• [EXERCISE DESCRIPTION]
Only lines holding the word "über" should be copied from the material.

• [DATA]
-------------------------

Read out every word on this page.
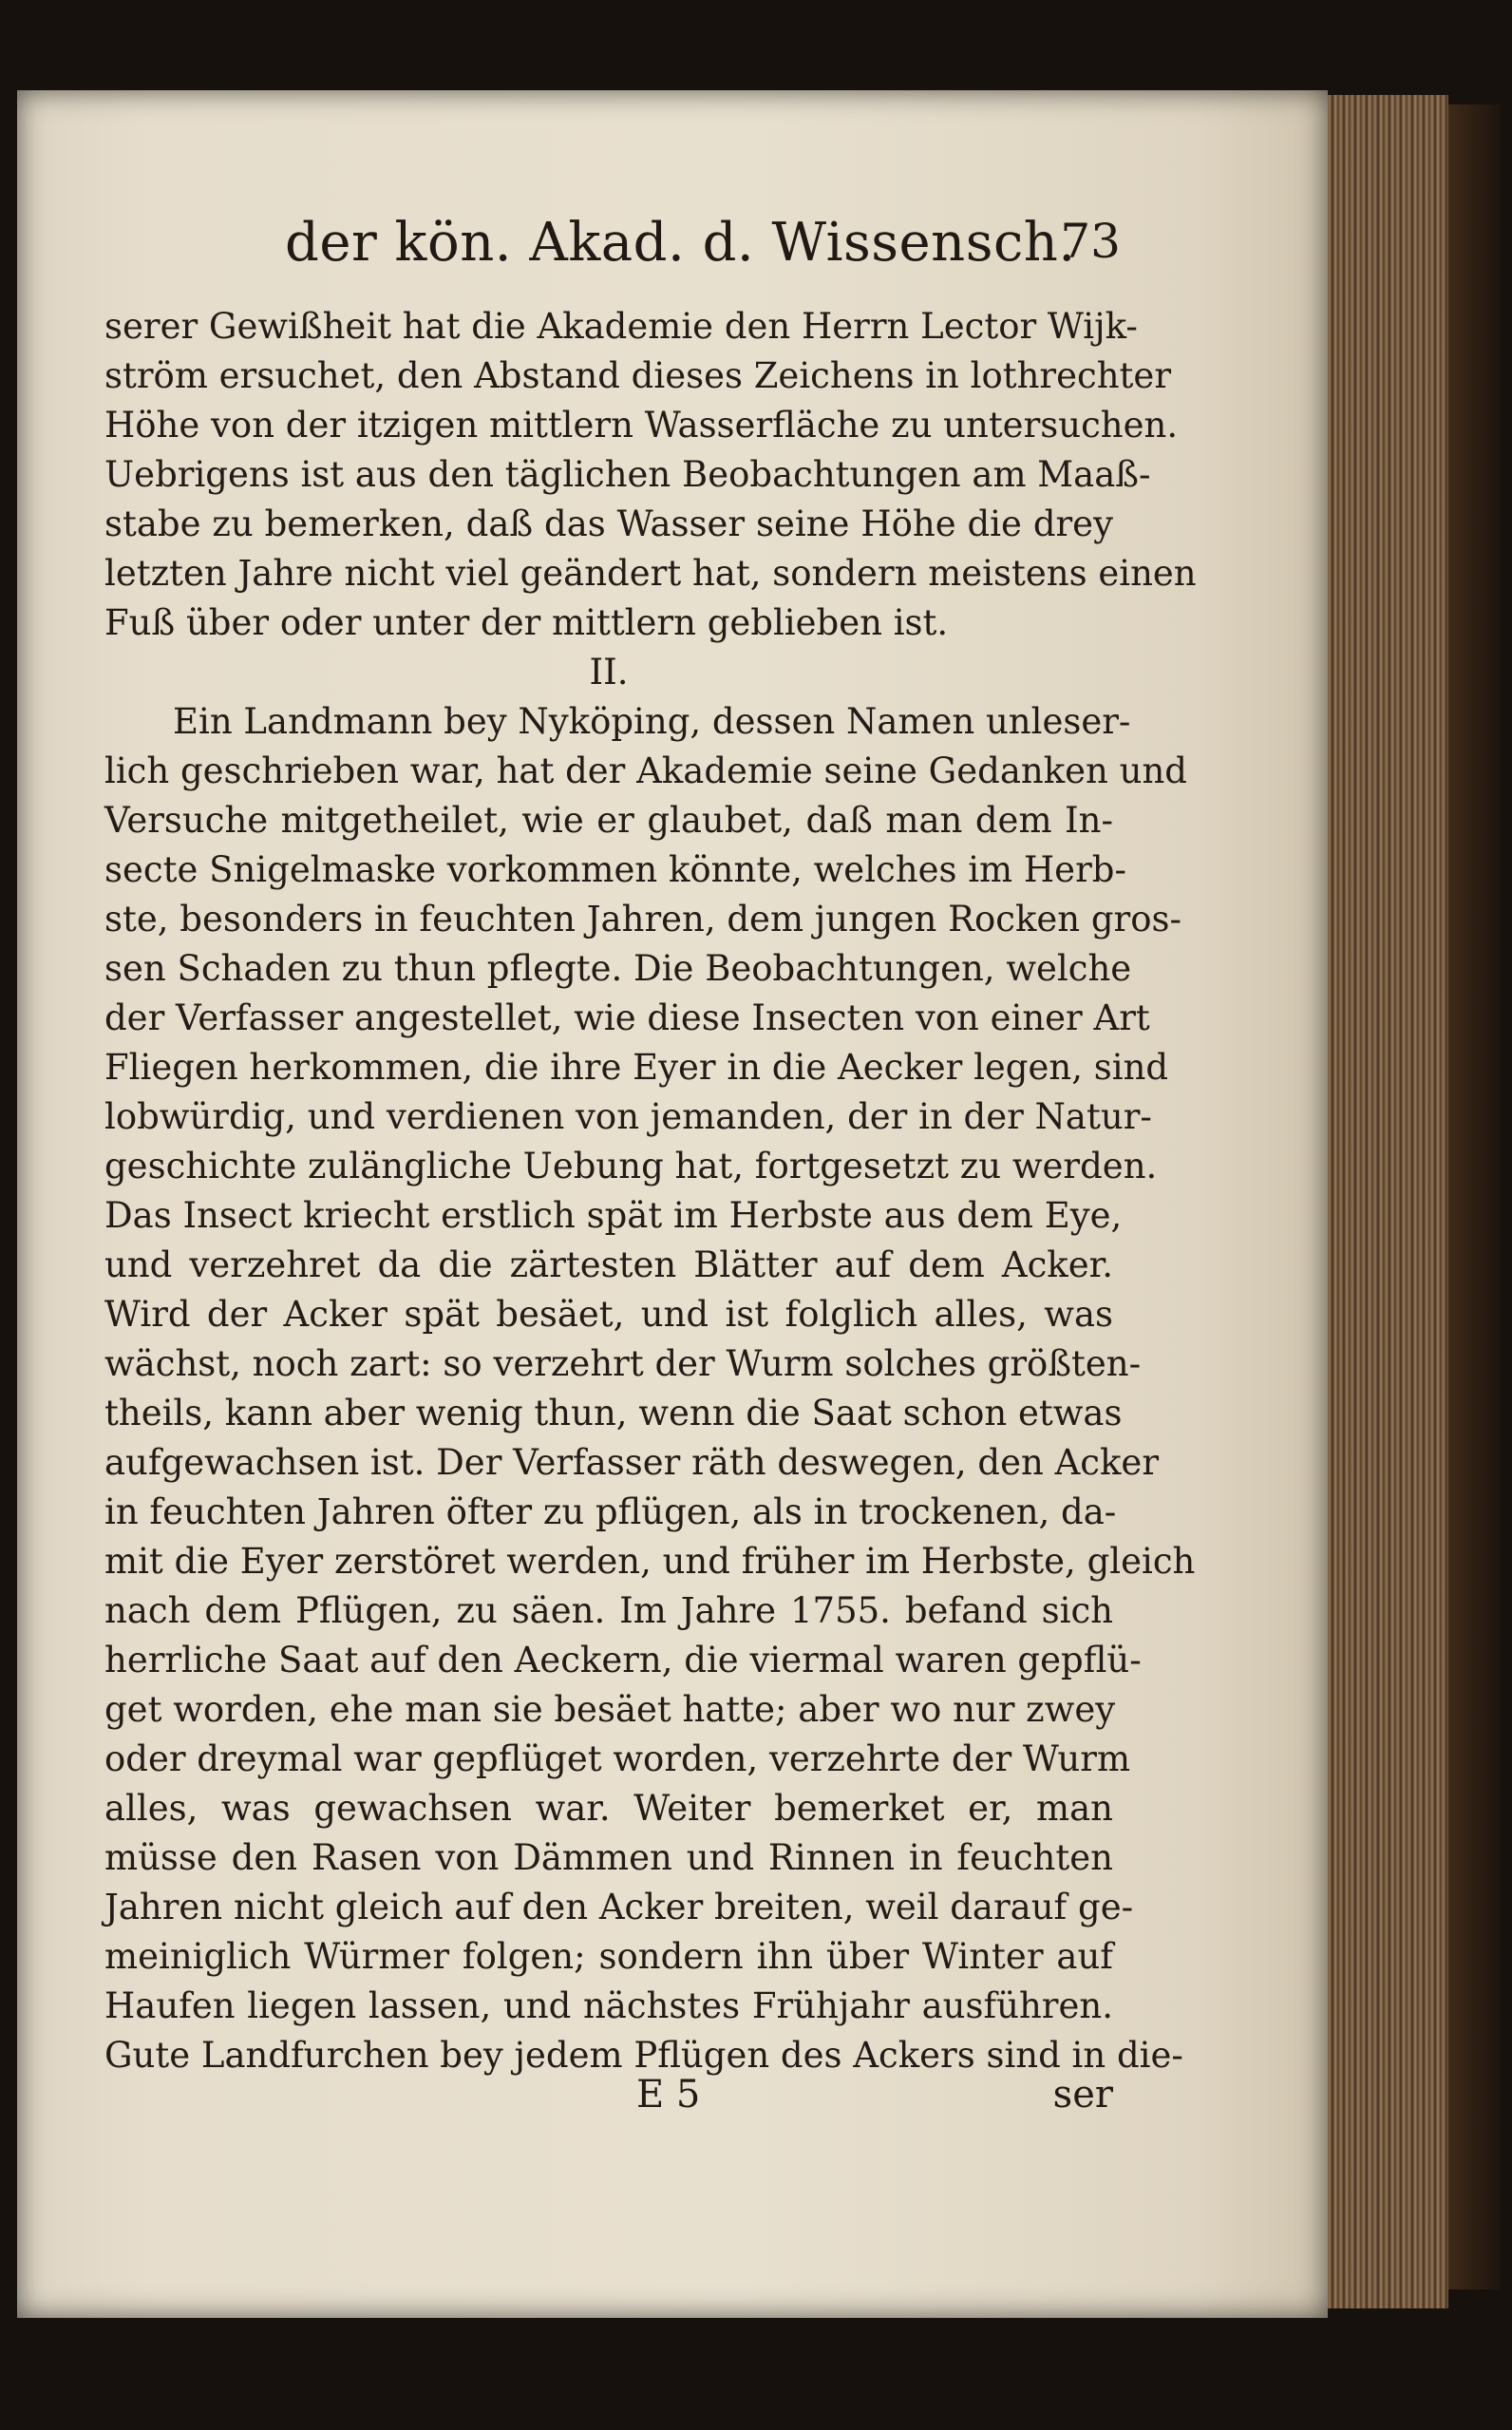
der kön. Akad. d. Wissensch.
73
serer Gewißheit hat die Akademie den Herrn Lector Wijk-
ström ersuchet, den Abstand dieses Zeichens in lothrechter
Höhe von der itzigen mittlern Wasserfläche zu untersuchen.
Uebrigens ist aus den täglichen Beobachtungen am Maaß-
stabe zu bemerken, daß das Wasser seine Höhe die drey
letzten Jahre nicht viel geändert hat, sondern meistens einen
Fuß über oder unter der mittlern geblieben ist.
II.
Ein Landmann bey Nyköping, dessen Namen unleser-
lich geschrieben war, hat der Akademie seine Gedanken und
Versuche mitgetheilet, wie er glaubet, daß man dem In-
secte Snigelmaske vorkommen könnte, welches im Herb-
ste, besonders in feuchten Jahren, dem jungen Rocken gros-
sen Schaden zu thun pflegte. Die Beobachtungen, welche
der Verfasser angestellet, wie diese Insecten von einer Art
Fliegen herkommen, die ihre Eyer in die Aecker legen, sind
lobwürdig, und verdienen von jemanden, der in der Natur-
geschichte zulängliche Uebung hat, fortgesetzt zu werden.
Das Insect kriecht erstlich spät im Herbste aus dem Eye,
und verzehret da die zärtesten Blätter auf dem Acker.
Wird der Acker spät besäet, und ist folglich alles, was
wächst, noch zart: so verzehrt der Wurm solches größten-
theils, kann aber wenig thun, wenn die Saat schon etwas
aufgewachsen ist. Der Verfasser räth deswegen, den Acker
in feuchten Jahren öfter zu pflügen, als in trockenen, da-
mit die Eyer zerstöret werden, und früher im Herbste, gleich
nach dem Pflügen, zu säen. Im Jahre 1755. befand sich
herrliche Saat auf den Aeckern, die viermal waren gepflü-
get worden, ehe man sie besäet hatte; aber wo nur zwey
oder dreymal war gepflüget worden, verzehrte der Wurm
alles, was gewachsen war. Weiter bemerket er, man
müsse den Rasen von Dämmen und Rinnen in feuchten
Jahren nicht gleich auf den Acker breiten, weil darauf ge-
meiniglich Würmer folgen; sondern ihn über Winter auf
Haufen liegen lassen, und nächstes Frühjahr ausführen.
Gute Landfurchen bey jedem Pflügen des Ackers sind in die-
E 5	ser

-------------------------

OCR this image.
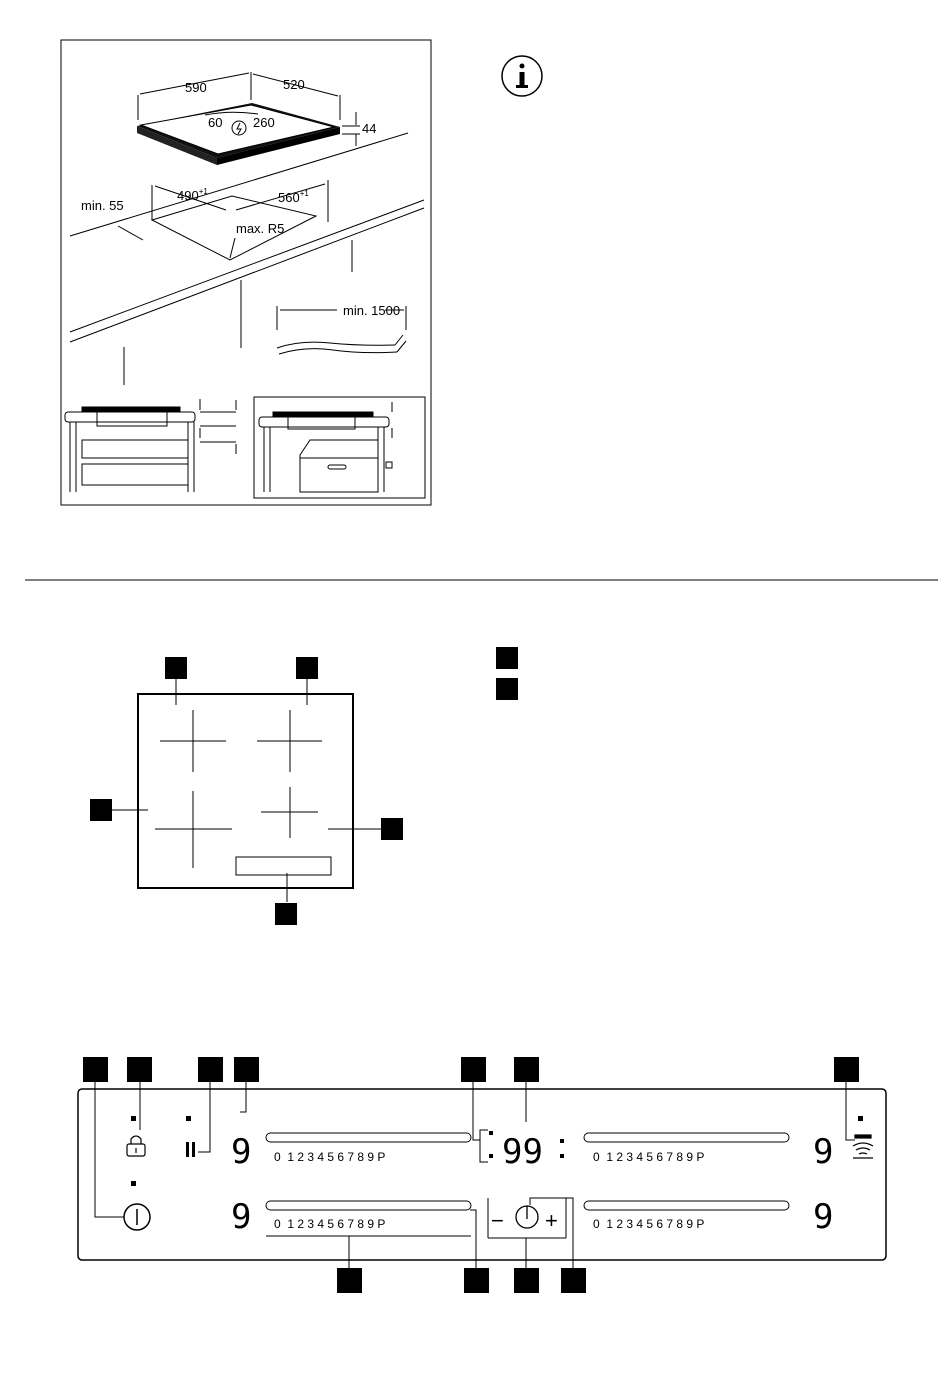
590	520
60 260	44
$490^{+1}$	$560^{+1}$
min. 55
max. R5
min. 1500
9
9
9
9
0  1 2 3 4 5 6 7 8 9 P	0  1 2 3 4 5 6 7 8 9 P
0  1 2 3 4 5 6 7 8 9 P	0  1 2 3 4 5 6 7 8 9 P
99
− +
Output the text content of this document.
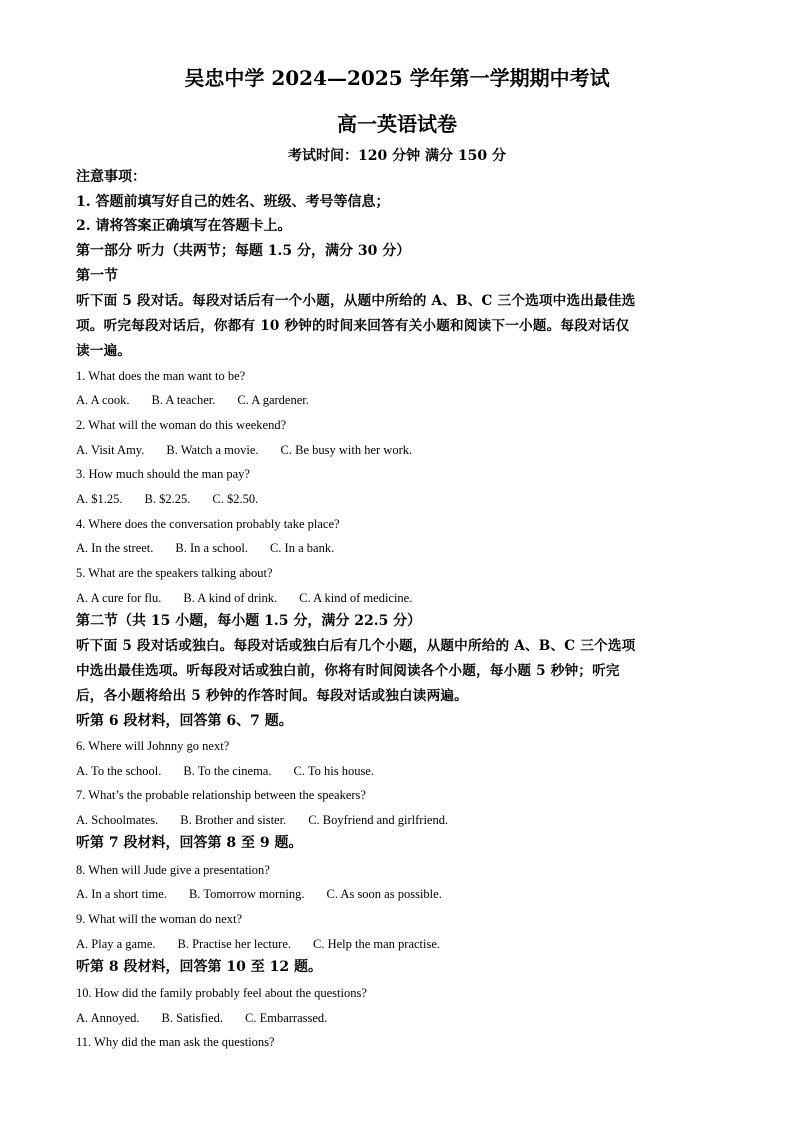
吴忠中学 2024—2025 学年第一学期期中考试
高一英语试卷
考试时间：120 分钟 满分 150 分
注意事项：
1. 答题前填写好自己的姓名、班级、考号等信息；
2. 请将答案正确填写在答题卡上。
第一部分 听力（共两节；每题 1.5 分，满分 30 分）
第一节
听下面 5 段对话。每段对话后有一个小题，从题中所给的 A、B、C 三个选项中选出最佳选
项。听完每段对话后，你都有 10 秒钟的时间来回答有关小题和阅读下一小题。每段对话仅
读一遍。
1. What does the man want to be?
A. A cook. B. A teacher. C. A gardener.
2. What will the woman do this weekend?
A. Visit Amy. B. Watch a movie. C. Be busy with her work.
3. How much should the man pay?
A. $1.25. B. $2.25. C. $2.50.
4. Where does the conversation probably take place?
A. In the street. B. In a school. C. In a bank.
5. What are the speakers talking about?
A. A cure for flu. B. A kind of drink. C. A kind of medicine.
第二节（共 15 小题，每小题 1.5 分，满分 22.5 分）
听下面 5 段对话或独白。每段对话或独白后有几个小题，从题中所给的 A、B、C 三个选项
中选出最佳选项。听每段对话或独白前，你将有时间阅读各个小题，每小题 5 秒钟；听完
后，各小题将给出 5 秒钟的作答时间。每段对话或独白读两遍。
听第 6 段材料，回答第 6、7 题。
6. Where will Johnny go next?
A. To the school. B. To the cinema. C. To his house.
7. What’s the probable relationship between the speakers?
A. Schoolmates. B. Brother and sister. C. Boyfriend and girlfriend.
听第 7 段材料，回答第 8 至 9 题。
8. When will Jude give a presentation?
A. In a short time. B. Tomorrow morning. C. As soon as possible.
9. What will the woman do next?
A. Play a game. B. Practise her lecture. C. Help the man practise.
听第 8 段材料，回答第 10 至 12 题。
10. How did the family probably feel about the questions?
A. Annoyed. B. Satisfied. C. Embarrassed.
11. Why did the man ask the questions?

-------------------------

• [COMPLETED EXERCISE]
Fuß über oder unter der mittlern geblieben ist.
meiniglich Würmer folgen; sondern ihn über Winter auf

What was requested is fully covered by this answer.